• [Material for this exercise]:
━━━━━━

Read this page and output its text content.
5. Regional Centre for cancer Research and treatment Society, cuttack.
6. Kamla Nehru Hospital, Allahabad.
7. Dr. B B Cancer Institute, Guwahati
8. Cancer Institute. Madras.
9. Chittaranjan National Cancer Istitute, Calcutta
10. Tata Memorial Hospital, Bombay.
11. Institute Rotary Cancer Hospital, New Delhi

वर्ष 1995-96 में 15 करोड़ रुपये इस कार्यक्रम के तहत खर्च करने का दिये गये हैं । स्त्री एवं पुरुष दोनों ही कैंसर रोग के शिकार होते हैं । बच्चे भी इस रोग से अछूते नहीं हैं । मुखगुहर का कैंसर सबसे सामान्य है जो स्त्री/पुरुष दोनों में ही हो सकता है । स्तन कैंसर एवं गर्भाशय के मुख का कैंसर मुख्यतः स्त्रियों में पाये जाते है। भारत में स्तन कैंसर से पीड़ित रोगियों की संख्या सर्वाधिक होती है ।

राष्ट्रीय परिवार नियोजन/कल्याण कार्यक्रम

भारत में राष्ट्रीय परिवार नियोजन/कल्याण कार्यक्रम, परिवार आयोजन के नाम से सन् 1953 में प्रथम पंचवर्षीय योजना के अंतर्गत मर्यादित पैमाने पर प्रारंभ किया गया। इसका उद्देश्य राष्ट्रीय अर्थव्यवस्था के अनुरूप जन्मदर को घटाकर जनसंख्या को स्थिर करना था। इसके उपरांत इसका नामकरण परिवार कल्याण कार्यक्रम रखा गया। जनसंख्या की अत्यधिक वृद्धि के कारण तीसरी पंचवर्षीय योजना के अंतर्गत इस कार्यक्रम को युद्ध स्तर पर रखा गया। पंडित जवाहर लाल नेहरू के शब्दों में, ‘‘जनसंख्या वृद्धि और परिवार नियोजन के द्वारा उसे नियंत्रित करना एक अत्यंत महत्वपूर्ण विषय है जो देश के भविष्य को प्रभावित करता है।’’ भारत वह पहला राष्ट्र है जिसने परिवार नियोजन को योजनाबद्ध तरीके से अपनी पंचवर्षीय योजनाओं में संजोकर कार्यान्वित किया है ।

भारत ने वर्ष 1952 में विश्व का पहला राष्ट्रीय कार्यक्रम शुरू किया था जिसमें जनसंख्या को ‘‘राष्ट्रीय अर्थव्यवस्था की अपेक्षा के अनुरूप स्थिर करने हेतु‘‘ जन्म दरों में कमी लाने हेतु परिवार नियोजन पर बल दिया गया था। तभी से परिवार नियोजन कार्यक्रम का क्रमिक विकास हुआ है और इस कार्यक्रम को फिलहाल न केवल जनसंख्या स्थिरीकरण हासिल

━━━━━━

• [Task requirements]: Copy every line in the listing above where the string "Hospital" turns up.

• [Answer to the task]:
6. Kamla Nehru Hospital, Allahabad.
10. Tata Memorial Hospital, Bombay.
11. Institute Rotary Cancer Hospital, New Delhi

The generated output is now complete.